Element and coordinate records:
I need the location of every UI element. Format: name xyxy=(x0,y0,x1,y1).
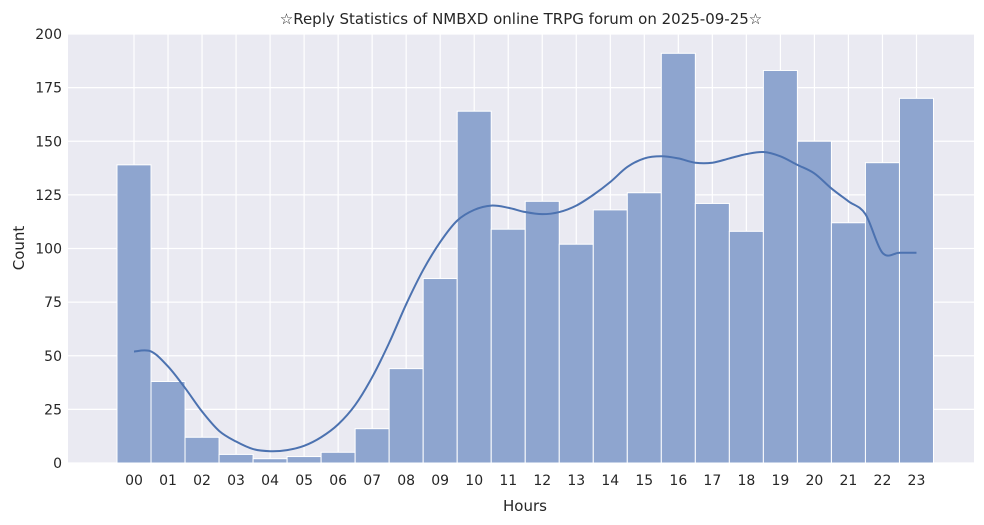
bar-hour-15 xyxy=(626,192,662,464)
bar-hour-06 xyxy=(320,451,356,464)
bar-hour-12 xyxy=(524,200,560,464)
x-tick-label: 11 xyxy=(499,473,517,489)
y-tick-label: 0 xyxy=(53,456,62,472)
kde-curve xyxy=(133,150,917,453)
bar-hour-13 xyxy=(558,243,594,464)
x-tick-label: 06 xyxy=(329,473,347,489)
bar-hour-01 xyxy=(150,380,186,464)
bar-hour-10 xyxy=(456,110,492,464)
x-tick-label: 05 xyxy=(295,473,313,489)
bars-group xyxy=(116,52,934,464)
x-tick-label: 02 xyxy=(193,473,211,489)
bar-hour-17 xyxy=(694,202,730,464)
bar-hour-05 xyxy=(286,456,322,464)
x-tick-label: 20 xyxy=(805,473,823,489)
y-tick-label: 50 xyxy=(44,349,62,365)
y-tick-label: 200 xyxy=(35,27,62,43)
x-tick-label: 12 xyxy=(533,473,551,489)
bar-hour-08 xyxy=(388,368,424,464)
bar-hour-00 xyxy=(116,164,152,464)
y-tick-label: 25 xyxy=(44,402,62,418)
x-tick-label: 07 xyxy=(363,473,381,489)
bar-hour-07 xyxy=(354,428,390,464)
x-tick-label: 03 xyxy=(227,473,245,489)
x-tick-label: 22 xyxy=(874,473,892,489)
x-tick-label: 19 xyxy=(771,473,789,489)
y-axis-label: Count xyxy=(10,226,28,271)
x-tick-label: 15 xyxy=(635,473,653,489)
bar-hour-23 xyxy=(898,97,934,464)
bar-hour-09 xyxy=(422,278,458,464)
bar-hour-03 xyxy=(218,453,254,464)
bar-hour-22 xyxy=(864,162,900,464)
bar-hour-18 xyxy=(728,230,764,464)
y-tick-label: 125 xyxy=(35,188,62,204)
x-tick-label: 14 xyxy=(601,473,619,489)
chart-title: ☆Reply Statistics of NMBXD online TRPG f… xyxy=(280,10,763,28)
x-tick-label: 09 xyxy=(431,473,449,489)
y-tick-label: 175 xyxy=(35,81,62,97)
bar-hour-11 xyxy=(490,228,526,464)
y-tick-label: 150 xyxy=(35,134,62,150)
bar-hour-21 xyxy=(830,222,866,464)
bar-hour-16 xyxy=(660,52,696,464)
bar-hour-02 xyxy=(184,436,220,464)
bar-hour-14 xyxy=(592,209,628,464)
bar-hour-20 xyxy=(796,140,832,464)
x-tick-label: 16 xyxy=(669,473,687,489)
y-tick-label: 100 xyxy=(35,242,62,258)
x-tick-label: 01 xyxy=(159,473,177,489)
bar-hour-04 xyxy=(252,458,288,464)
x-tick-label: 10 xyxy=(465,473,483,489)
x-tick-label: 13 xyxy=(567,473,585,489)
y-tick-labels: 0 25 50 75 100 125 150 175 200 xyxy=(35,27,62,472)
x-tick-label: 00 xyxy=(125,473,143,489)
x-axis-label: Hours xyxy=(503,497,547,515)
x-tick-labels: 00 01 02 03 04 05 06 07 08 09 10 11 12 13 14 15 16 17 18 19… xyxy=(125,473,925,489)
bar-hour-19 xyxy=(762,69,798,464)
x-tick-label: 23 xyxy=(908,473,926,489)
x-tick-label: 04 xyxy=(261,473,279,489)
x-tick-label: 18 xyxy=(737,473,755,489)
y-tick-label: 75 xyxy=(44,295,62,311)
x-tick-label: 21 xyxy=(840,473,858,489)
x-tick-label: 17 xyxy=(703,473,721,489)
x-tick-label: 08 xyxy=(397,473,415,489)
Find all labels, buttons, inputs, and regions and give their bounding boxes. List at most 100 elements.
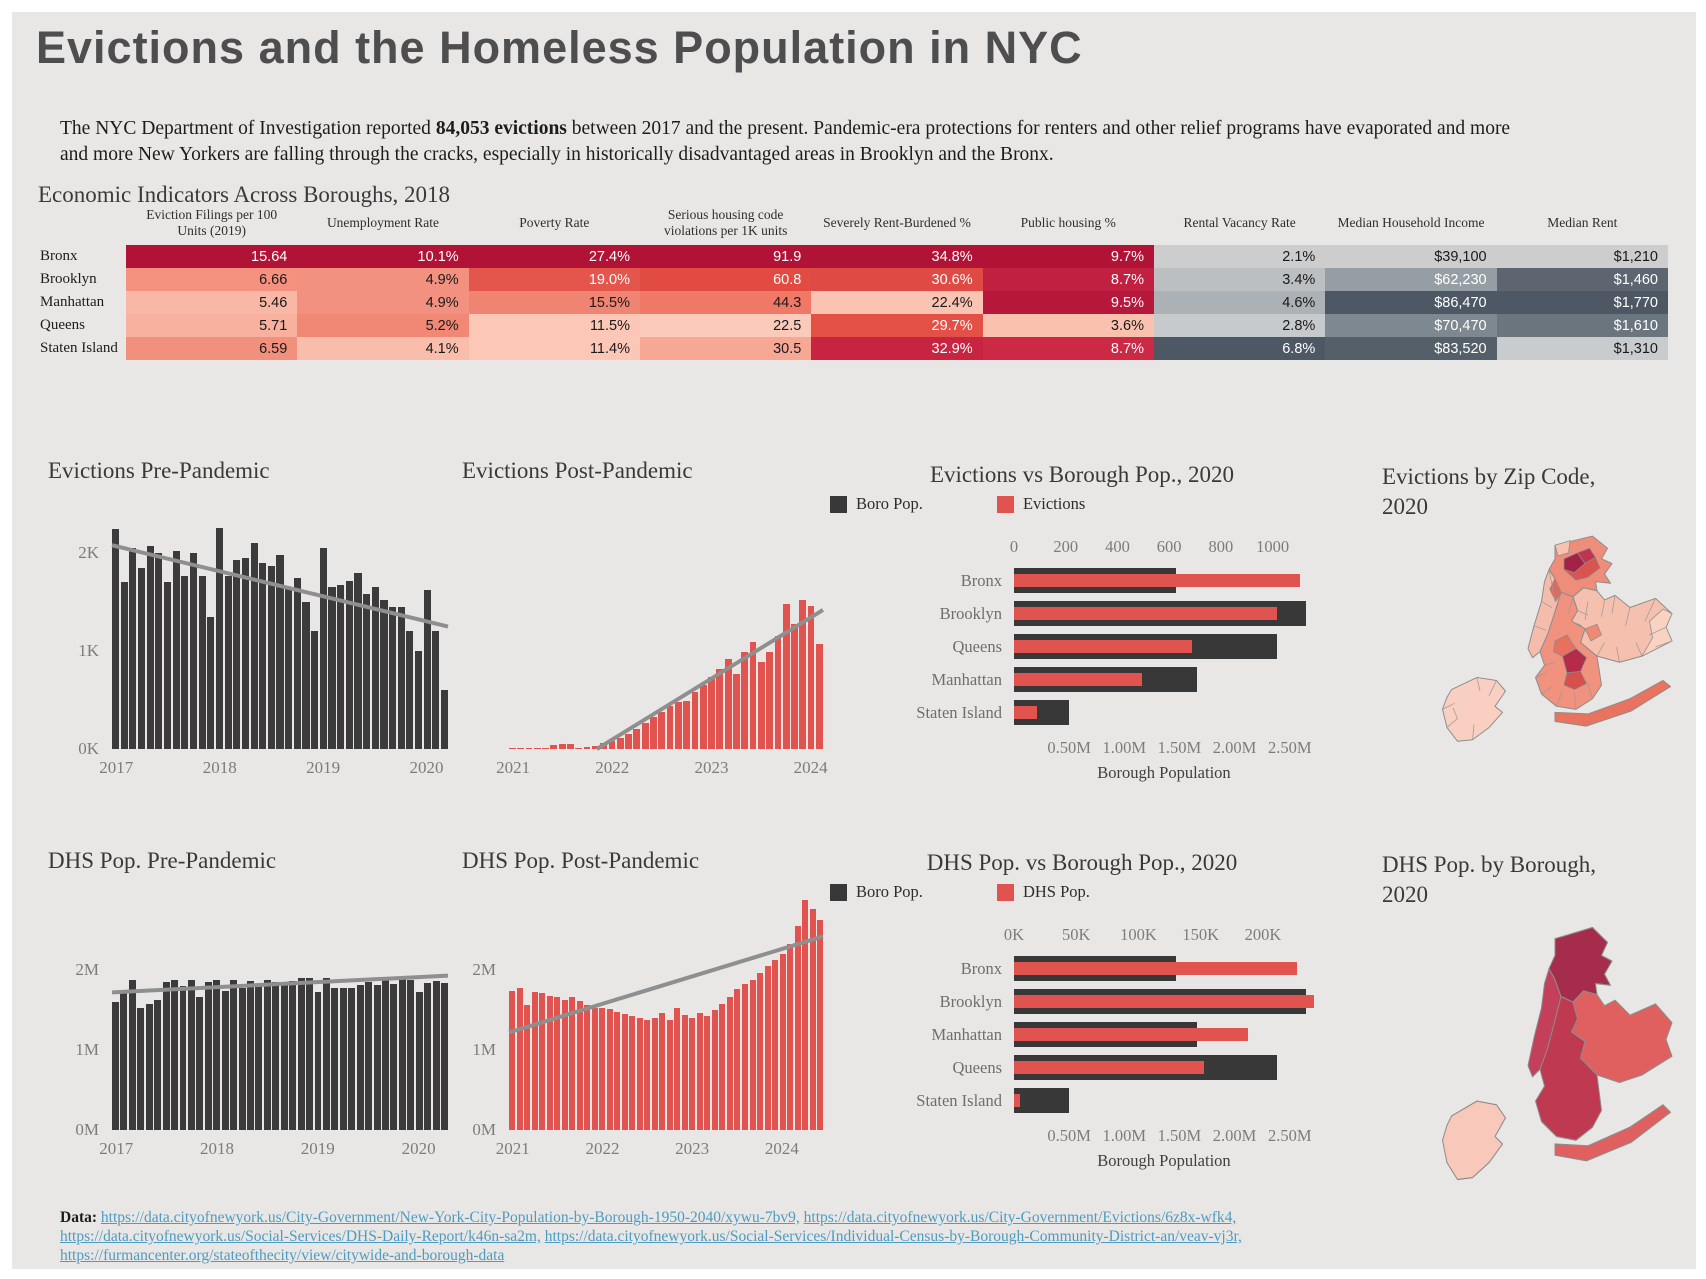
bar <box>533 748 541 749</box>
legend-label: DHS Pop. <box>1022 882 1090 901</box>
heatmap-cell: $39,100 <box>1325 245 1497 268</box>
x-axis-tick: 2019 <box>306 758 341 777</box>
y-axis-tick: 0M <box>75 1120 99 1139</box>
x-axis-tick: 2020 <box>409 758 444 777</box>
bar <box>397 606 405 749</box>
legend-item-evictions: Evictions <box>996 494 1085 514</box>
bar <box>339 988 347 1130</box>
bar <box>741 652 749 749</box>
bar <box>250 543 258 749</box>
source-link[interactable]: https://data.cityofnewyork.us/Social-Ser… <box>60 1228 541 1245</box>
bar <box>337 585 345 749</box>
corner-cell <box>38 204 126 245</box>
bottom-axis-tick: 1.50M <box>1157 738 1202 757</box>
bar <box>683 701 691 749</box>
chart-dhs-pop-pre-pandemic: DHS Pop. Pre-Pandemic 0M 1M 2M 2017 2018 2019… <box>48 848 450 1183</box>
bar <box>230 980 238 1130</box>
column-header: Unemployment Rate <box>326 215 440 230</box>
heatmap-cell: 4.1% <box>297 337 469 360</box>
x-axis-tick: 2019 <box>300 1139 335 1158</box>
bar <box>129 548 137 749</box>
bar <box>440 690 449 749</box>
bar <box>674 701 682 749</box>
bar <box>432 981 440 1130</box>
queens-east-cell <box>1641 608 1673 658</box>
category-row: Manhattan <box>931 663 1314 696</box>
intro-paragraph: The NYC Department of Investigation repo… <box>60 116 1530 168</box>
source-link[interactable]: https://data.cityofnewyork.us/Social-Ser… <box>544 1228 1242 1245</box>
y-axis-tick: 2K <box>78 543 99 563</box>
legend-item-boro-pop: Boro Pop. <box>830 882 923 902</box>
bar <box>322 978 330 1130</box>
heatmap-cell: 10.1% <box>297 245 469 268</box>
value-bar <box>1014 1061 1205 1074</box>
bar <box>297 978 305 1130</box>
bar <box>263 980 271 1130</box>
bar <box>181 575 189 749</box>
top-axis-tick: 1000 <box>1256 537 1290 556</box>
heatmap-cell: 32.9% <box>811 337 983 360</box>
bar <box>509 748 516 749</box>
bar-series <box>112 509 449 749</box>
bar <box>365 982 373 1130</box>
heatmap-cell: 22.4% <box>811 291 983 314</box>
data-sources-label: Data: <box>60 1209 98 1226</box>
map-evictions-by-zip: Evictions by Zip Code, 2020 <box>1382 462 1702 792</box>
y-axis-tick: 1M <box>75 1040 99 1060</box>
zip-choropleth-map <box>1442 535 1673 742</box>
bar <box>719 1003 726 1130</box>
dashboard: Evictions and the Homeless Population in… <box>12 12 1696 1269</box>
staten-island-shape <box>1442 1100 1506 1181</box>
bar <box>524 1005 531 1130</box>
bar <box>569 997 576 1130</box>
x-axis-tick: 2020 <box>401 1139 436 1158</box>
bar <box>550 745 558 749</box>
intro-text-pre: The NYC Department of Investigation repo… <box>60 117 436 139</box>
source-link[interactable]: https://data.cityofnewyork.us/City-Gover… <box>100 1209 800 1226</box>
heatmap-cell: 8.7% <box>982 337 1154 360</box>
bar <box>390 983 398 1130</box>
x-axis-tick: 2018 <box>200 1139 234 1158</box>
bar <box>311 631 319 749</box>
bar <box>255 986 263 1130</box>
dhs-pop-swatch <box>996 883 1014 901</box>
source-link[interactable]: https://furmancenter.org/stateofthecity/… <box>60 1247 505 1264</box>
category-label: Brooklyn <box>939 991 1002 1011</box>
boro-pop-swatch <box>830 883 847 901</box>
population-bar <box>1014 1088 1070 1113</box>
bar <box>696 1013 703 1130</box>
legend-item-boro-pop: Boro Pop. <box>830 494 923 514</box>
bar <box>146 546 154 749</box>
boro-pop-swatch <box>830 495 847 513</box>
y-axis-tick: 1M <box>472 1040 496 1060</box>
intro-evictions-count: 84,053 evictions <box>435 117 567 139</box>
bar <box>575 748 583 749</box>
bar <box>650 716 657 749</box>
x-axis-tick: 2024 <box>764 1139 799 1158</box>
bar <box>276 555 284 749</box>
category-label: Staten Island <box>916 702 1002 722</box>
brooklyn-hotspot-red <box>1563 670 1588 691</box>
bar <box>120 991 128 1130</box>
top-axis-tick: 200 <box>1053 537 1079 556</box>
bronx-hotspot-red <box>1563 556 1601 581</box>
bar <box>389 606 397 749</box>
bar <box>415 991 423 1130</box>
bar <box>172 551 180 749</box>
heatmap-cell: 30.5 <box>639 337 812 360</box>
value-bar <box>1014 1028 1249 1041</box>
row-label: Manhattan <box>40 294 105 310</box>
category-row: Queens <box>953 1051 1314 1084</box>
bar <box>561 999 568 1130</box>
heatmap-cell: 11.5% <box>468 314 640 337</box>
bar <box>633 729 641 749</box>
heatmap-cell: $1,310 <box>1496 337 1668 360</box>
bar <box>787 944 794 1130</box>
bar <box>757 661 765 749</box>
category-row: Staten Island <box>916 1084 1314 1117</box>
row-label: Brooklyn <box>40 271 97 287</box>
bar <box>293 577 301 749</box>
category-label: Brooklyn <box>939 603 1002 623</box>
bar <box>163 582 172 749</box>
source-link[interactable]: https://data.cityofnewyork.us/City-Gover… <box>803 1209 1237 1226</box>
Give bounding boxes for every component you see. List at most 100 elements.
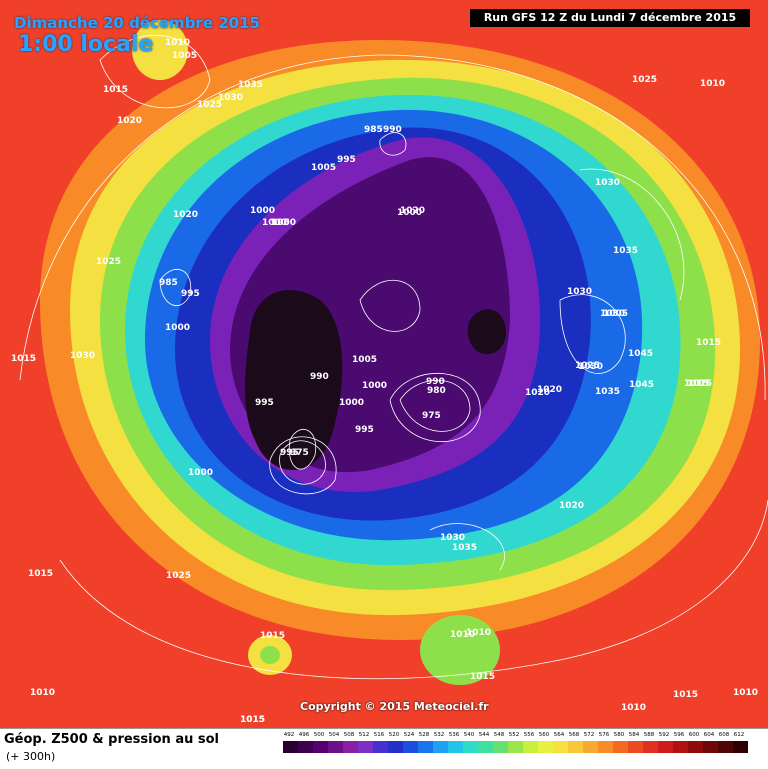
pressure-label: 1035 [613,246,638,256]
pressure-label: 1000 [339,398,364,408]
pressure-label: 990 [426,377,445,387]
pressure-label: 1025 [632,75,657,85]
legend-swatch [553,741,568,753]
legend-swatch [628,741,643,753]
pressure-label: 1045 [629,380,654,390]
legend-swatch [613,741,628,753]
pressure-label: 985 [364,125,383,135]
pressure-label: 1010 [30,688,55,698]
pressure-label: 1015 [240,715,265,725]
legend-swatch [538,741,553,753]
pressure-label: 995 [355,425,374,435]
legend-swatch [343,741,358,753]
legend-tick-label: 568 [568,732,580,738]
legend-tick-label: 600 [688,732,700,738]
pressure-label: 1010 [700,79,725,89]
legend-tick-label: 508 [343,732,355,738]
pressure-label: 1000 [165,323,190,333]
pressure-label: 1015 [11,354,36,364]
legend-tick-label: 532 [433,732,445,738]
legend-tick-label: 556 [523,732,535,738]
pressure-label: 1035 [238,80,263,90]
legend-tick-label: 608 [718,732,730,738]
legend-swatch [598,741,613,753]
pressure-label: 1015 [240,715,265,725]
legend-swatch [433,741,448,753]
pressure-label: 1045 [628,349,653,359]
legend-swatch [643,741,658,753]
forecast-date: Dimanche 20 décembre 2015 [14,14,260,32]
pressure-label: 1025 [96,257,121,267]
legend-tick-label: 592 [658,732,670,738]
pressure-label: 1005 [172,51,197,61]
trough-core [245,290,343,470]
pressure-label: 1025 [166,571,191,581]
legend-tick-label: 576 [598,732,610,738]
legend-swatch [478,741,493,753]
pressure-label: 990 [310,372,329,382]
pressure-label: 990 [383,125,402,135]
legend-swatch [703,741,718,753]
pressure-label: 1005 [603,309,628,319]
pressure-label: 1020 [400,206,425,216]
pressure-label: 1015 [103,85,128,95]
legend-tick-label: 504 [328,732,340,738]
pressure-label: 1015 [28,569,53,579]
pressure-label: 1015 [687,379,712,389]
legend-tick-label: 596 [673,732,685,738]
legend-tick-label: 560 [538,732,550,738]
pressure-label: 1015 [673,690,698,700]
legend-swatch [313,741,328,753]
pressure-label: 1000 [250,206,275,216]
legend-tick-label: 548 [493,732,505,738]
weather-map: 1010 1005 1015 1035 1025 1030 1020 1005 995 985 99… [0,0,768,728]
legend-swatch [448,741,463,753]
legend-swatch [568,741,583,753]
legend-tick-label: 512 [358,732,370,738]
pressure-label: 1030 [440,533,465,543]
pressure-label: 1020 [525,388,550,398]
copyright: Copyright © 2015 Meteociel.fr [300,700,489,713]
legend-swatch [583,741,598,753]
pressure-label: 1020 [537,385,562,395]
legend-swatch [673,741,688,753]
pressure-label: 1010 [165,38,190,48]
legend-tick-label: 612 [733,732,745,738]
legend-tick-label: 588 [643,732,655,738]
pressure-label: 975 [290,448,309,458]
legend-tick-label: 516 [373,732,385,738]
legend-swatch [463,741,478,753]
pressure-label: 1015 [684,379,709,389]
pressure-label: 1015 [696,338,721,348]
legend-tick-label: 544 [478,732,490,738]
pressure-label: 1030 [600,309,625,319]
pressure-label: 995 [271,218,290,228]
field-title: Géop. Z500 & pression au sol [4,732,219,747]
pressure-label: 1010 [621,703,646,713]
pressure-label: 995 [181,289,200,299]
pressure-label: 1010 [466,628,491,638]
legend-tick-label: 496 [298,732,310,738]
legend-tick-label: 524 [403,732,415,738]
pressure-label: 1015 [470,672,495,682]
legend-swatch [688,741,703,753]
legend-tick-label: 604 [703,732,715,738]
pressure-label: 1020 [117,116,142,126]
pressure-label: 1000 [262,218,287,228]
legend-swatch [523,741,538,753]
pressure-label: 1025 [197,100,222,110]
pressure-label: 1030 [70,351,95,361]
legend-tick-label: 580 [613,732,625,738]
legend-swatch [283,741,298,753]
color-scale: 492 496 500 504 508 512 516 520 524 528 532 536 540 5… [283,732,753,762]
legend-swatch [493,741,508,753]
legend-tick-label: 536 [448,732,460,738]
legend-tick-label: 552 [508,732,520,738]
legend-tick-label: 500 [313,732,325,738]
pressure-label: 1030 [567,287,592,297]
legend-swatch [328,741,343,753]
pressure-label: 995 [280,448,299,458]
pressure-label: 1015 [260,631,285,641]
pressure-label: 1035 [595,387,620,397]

* Short exercise *
Report how many lines of the entries above contain the string "most", giving only the number.

* Correct output *
2